Aim of the task –
Copy each line that holds "JSON".

Supplied information –
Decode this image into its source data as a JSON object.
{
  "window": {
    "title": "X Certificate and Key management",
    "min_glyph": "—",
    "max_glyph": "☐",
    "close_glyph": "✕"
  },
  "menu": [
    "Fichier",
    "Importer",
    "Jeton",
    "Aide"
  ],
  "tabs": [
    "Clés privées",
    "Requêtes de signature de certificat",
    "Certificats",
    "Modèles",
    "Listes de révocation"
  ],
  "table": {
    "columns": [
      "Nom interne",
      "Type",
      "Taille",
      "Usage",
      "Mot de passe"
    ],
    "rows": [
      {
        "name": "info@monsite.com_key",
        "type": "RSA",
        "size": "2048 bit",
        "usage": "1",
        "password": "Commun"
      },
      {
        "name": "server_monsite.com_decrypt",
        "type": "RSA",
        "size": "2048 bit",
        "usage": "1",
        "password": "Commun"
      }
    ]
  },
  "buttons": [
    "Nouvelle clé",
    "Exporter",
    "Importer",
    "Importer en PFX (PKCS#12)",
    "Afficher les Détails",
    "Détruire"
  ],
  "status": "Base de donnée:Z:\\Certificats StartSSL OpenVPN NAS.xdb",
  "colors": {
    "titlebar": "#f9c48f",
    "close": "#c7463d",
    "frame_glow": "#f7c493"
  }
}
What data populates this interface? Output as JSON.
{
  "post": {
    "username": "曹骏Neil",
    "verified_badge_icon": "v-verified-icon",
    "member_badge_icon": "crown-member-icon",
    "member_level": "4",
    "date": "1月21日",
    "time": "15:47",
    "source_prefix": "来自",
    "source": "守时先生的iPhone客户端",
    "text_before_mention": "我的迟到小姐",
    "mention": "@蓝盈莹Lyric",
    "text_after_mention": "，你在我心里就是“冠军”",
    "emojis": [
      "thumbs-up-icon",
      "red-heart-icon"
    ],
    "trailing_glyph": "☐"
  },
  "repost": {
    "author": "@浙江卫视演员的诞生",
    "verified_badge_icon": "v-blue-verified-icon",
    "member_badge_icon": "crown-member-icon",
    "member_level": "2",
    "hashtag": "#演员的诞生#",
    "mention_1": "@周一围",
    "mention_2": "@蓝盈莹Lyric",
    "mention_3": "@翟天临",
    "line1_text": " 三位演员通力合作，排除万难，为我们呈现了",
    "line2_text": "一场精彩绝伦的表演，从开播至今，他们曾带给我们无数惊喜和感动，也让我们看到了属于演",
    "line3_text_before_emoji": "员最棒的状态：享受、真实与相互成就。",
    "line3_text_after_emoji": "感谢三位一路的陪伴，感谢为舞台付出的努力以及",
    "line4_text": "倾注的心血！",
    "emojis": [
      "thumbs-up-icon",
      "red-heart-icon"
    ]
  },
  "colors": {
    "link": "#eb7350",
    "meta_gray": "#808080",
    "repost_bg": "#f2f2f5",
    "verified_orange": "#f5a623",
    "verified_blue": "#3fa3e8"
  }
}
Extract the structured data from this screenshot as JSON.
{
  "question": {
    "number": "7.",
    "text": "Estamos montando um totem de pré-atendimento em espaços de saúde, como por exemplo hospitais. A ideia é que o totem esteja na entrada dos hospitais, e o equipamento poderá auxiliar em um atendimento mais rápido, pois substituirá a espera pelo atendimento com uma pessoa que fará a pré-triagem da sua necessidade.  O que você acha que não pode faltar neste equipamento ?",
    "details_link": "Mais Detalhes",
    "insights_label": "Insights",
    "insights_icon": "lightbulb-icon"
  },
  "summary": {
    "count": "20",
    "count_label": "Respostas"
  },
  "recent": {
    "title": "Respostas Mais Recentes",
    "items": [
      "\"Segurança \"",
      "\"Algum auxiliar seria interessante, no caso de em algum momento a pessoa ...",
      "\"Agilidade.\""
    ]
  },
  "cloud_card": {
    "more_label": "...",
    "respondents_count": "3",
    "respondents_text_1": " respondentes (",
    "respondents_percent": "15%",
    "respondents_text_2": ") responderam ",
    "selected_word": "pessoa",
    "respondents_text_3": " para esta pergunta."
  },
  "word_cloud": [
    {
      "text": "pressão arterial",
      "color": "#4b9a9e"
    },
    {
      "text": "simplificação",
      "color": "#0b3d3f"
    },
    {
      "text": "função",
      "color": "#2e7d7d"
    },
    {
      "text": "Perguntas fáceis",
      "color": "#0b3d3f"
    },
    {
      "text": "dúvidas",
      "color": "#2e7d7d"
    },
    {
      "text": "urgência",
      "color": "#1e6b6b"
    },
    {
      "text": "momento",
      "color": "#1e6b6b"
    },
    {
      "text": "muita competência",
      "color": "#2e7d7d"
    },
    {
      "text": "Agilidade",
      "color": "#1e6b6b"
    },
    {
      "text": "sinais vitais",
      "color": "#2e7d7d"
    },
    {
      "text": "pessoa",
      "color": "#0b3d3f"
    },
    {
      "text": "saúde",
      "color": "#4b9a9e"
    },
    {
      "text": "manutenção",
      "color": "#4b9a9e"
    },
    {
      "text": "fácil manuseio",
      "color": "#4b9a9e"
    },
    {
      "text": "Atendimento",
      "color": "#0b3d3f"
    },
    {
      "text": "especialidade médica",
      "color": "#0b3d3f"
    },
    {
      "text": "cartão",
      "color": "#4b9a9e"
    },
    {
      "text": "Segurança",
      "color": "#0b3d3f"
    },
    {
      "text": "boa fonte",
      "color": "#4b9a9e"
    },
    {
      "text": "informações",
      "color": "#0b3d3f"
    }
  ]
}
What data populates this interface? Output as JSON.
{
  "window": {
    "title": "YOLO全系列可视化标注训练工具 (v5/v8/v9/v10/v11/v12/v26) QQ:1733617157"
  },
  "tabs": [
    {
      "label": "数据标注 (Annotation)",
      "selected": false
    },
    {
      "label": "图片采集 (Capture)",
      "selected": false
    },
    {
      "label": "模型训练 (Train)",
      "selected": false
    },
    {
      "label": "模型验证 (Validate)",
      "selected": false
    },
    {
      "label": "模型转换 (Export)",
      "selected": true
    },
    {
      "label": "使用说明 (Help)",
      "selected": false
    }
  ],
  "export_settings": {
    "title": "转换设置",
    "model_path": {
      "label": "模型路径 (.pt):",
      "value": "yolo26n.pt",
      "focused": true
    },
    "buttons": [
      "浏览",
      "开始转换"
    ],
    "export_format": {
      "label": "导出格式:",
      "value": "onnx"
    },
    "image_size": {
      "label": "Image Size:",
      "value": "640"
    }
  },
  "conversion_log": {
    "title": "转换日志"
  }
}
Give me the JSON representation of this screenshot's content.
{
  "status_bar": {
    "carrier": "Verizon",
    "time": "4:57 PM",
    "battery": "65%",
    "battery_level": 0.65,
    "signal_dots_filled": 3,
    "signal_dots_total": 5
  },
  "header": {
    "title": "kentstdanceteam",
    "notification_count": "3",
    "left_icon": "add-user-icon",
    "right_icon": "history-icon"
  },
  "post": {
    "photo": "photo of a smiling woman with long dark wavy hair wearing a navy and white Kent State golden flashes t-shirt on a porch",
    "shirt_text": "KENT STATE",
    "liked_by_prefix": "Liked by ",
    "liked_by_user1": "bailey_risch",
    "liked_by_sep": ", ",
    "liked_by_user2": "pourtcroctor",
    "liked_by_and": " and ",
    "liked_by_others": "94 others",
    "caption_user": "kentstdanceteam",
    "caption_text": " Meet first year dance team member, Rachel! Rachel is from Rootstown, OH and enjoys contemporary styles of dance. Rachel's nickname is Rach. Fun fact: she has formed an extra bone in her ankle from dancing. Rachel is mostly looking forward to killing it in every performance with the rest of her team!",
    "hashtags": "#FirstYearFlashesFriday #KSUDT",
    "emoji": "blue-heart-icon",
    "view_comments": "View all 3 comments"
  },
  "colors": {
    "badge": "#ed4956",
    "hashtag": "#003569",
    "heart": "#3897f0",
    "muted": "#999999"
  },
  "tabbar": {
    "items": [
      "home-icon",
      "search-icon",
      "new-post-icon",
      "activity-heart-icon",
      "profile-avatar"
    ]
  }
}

Solved exercise –
Decode this image into its source data as a JSON object.
What data populates this interface? Output as JSON.
Extract the structured data from this screenshot as JSON.
What data populates this interface? Output as JSON.
Give me the JSON representation of this screenshot's content.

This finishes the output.